[Extracted data entries]
%%
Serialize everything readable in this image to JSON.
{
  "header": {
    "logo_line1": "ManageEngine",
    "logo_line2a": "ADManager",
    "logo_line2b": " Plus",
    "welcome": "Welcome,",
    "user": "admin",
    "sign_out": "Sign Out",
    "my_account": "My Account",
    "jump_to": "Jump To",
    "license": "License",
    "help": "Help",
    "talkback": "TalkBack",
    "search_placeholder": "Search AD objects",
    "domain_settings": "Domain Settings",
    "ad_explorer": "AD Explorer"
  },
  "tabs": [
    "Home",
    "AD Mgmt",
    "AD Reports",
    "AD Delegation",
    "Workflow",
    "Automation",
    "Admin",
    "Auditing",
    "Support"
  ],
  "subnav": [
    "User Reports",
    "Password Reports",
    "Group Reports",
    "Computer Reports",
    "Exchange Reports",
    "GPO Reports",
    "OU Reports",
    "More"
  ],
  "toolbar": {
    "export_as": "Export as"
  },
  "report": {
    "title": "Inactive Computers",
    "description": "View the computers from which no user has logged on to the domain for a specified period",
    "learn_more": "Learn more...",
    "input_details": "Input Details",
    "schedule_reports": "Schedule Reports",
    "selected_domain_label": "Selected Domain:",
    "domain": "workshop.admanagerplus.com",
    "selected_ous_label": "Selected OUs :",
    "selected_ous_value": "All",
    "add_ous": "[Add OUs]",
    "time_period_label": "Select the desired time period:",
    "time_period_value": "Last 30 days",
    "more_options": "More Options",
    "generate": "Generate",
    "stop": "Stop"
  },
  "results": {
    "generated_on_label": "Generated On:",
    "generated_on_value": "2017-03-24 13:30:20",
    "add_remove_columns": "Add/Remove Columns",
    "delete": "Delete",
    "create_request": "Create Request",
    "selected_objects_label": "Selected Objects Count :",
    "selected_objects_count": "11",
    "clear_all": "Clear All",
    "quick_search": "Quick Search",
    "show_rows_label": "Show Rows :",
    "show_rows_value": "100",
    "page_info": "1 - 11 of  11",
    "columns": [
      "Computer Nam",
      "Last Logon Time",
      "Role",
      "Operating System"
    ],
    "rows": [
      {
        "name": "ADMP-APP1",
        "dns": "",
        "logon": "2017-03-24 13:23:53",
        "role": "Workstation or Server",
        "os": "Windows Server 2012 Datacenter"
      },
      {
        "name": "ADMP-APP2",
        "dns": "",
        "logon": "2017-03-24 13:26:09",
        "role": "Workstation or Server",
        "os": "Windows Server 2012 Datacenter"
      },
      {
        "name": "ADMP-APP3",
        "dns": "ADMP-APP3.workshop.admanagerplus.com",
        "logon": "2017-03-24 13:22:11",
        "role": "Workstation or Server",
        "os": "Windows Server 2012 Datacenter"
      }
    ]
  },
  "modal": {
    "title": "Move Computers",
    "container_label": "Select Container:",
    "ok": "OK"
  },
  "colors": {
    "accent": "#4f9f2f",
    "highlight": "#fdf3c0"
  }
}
%%
▸ **INSTRUCTIONS TO FOLLOW**: Repeat the whole listing exactly, keeping every line intact.

▸ **IN RESPONSE**:
Serialize everything readable in this image to JSON.
{
  "header": {
    "logo_line1": "ManageEngine",
    "logo_line2a": "ADManager",
    "logo_line2b": " Plus",
    "welcome": "Welcome,",
    "user": "admin",
    "sign_out": "Sign Out",
    "my_account": "My Account",
    "jump_to": "Jump To",
    "license": "License",
    "help": "Help",
    "talkback": "TalkBack",
    "search_placeholder": "Search AD objects",
    "domain_settings": "Domain Settings",
    "ad_explorer": "AD Explorer"
  },
  "tabs": [
    "Home",
    "AD Mgmt",
    "AD Reports",
    "AD Delegation",
    "Workflow",
    "Automation",
    "Admin",
    "Auditing",
    "Support"
  ],
  "subnav": [
    "User Reports",
    "Password Reports",
    "Group Reports",
    "Computer Reports",
    "Exchange Reports",
    "GPO Reports",
    "OU Reports",
    "More"
  ],
  "toolbar": {
    "export_as": "Export as"
  },
  "report": {
    "title": "Inactive Computers",
    "description": "View the computers from which no user has logged on to the domain for a specified period",
    "learn_more": "Learn more...",
    "input_details": "Input Details",
    "schedule_reports": "Schedule Reports",
    "selected_domain_label": "Selected Domain:",
    "domain": "workshop.admanagerplus.com",
    "selected_ous_label": "Selected OUs :",
    "selected_ous_value": "All",
    "add_ous": "[Add OUs]",
    "time_period_label": "Select the desired time period:",
    "time_period_value": "Last 30 days",
    "more_options": "More Options",
    "generate": "Generate",
    "stop": "Stop"
  },
  "results": {
    "generated_on_label": "Generated On:",
    "generated_on_value": "2017-03-24 13:30:20",
    "add_remove_columns": "Add/Remove Columns",
    "delete": "Delete",
    "create_request": "Create Request",
    "selected_objects_label": "Selected Objects Count :",
    "selected_objects_count": "11",
    "clear_all": "Clear All",
    "quick_search": "Quick Search",
    "show_rows_label": "Show Rows :",
    "show_rows_value": "100",
    "page_info": "1 - 11 of  11",
    "columns": [
      "Computer Nam",
      "Last Logon Time",
      "Role",
      "Operating System"
    ],
    "rows": [
      {
        "name": "ADMP-APP1",
        "dns": "",
        "logon": "2017-03-24 13:23:53",
        "role": "Workstation or Server",
        "os": "Windows Server 2012 Datacenter"
      },
      {
        "name": "ADMP-APP2",
        "dns": "",
        "logon": "2017-03-24 13:26:09",
        "role": "Workstation or Server",
        "os": "Windows Server 2012 Datacenter"
      },
      {
        "name": "ADMP-APP3",
        "dns": "ADMP-APP3.workshop.admanagerplus.com",
        "logon": "2017-03-24 13:22:11",
        "role": "Workstation or Server",
        "os": "Windows Server 2012 Datacenter"
      }
    ]
  },
  "modal": {
    "title": "Move Computers",
    "container_label": "Select Container:",
    "ok": "OK"
  },
  "colors": {
    "accent": "#4f9f2f",
    "highlight": "#fdf3c0"
  }
}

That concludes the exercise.